[begin DATA FOR THIS TASK]

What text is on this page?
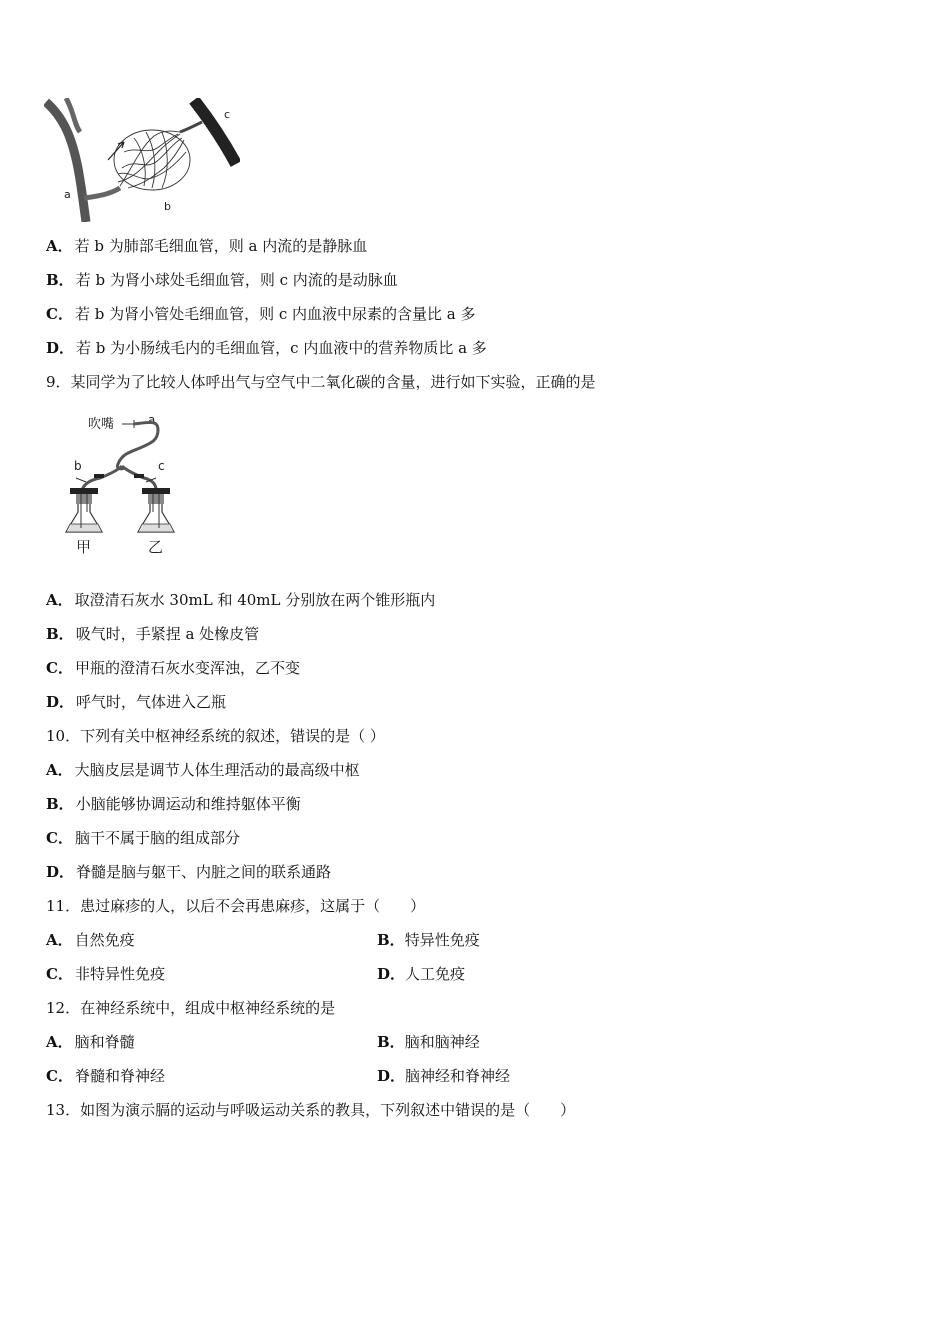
a
b
c
A． 若 b 为肺部毛细血管，则 a 内流的是静脉血
B． 若 b 为肾小球处毛细血管，则 c 内流的是动脉血
C． 若 b 为肾小管处毛细血管，则 c 内血液中尿素的含量比 a 多
D． 若 b 为小肠绒毛内的毛细血管，c 内血液中的营养物质比 a 多
9．某同学为了比较人体呼出气与空气中二氧化碳的含量，进行如下实验，正确的是
吹嘴	a
b	c
甲	乙
A． 取澄清石灰水 30mL 和 40mL 分别放在两个锥形瓶内
B． 吸气时，手紧捏 a 处橡皮管
C． 甲瓶的澄清石灰水变浑浊，乙不变
D． 呼气时，气体进入乙瓶
10．下列有关中枢神经系统的叙述，错误的是（ ）
A． 大脑皮层是调节人体生理活动的最高级中枢
B． 小脑能够协调运动和维持躯体平衡
C． 脑干不属于脑的组成部分
D． 脊髓是脑与躯干、内脏之间的联系通路
11．患过麻疹的人，以后不会再患麻疹，这属于（　　）
A． 自然免疫	B．特异性免疫
C． 非特异性免疫	D．人工免疫
12．在神经系统中，组成中枢神经系统的是
A． 脑和脊髓	B．脑和脑神经
C． 脊髓和脊神经	D．脑神经和脊神经
13．如图为演示膈的运动与呼吸运动关系的教具，下列叙述中错误的是（　　）
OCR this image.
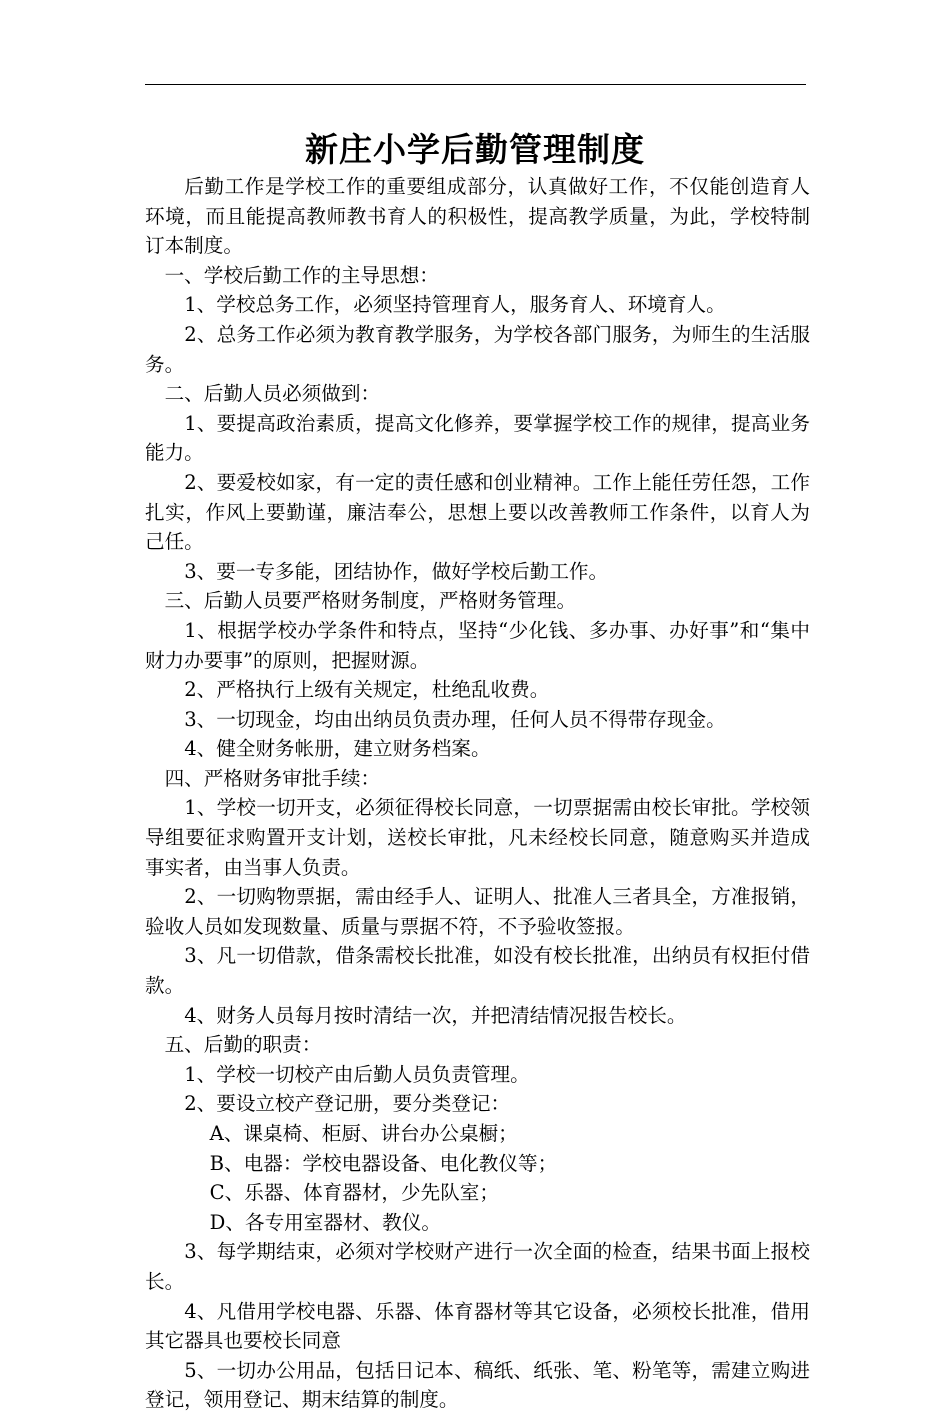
新庄小学后勤管理制度

后勤工作是学校工作的重要组成部分，认真做好工作，不仅能创造育人环境，而且能提高教师教书育人的积极性，提高教学质量，为此，学校特制订本制度。

一、学校后勤工作的主导思想：

1、学校总务工作，必须坚持管理育人，服务育人、环境育人。

2、总务工作必须为教育教学服务，为学校各部门服务，为师生的生活服务。

二、后勤人员必须做到：

1、要提高政治素质，提高文化修养，要掌握学校工作的规律，提高业务能力。

2、要爱校如家，有一定的责任感和创业精神。工作上能任劳任怨，工作扎实，作风上要勤谨，廉洁奉公，思想上要以改善教师工作条件，以育人为己任。

3、要一专多能，团结协作，做好学校后勤工作。

三、后勤人员要严格财务制度，严格财务管理。

1、根据学校办学条件和特点，坚持“少化钱、多办事、办好事”和“集中财力办要事”的原则，把握财源。

2、严格执行上级有关规定，杜绝乱收费。

3、一切现金，均由出纳员负责办理，任何人员不得带存现金。

4、健全财务帐册，建立财务档案。

四、严格财务审批手续：

1、学校一切开支，必须征得校长同意，一切票据需由校长审批。学校领导组要征求购置开支计划，送校长审批，凡未经校长同意，随意购买并造成事实者，由当事人负责。

2、一切购物票据，需由经手人、证明人、批准人三者具全，方准报销，验收人员如发现数量、质量与票据不符，不予验收签报。

3、凡一切借款，借条需校长批准，如没有校长批准，出纳员有权拒付借款。

4、财务人员每月按时清结一次，并把清结情况报告校长。

五、后勤的职责：

1、学校一切校产由后勤人员负责管理。

2、要设立校产登记册，要分类登记：

A、课桌椅、柜厨、讲台办公桌橱；

B、电器：学校电器设备、电化教仪等；

C、乐器、体育器材，少先队室；

D、各专用室器材、教仪。

3、每学期结束，必须对学校财产进行一次全面的检查，结果书面上报校长。

4、凡借用学校电器、乐器、体育器材等其它设备，必须校长批准，借用其它器具也要校长同意

5、一切办公用品，包括日记本、稿纸、纸张、笔、粉笔等，需建立购进登记，领用登记、期末结算的制度。
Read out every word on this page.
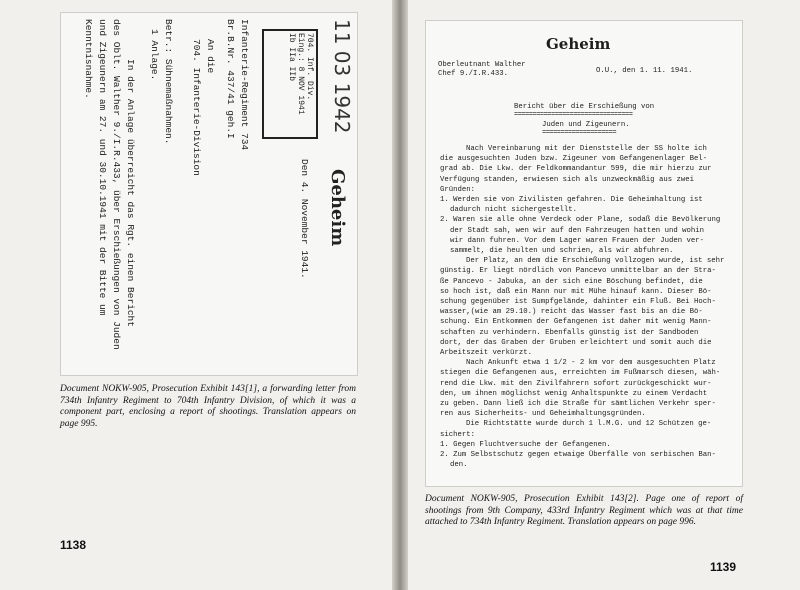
11 03 1942
Geheim
704. Inf. Div.
Eing.: 8 NOV 1941
Ib IIa IIb
Den 4. November 1941.
Infanterie-Regiment 734
Br.B.Nr. 437/41 geh.I
An die
704. Infanterie-Division
Betr.: Sühnemaßnahmen.
1 Anlage.
In der Anlage überreicht das Rgt. einen Bericht
des Oblt. Walther 9./I.R.433, über Erschießungen von Juden
und Zigeunern am 27. und 30.10.1941 mit der Bitte um
Kenntnisnahme.
Document NOKW-905, Prosecution Exhibit 143[1], a forwarding letter from 734th Infantry Regiment to 704th Infantry Division, of which it was a component part, enclosing a report of shootings. Translation appears on page 995.
1138
Geheim
Oberleutnant Walther
Chef 9./I.R.433.	O.U., den 1. 11. 1941.
Bericht über die Erschießung von
================================
Juden und Zigeunern.
====================
Nach Vereinbarung mit der Dienststelle der SS holte ich
die ausgesuchten Juden bzw. Zigeuner vom Gefangenenlager Bel-
grad ab. Die Lkw. der Feldkommandantur 599, die mir hierzu zur
Verfügung standen, erwiesen sich als unzweckmäßig aus zwei
Gründen:
1. Werden sie von Zivilisten gefahren. Die Geheimhaltung ist
dadurch nicht sichergestellt.
2. Waren sie alle ohne Verdeck oder Plane, sodaß die Bevölkerung
der Stadt sah, wen wir auf den Fahrzeugen hatten und wohin
wir dann fuhren. Vor dem Lager waren Frauen der Juden ver-
sammelt, die heulten und schrien, als wir abfuhren.
Der Platz, an dem die Erschießung vollzogen wurde, ist sehr
günstig. Er liegt nördlich von Pancevo unmittelbar an der Stra-
ße Pancevo - Jabuka, an der sich eine Böschung befindet, die
so hoch ist, daß ein Mann nur mit Mühe hinauf kann. Dieser Bö-
schung gegenüber ist Sumpfgelände, dahinter ein Fluß. Bei Hoch-
wasser,(wie am 29.10.) reicht das Wasser fast bis an die Bö-
schung. Ein Entkommen der Gefangenen ist daher mit wenig Mann-
schaften zu verhindern. Ebenfalls günstig ist der Sandboden
dort, der das Graben der Gruben erleichtert und somit auch die
Arbeitszeit verkürzt.
Nach Ankunft etwa 1 1/2 - 2 km vor dem ausgesuchten Platz
stiegen die Gefangenen aus, erreichten im Fußmarsch diesen, wäh-
rend die Lkw. mit den Zivilfahrern sofort zurückgeschickt wur-
den, um ihnen möglichst wenig Anhaltspunkte zu einem Verdacht
zu geben. Dann ließ ich die Straße für sämtlichen Verkehr sper-
ren aus Sicherheits- und Geheimhaltungsgründen.
Die Richtstätte wurde durch 1 l.M.G. und 12 Schützen ge-
sichert:
1. Gegen Fluchtversuche der Gefangenen.
2. Zum Selbstschutz gegen etwaige Überfälle von serbischen Ban-
den.
Document NOKW-905, Prosecution Exhibit 143[2]. Page one of report of shootings from 9th Company, 433rd Infantry Regiment which was at that time attached to 734th Infantry Regiment. Translation appears on page 996.
1139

[end DATA FOR THIS TASK]

DIRECTIONS FOR THIS TASK: Find "from". Copy every line it occurs in.

PROBLEM SOLUTION:
Document NOKW-905, Prosecution Exhibit 143[1], a forwarding letter from 734th Infantry Regiment to 704th Infantry Division, of which it was a component part, enclosing a report of shootings. Translation appears on page 995.
Document NOKW-905, Prosecution Exhibit 143[2]. Page one of report of shootings from 9th Company, 433rd Infantry Regiment which was at that time attached to 734th Infantry Regiment. Translation appears on page 996.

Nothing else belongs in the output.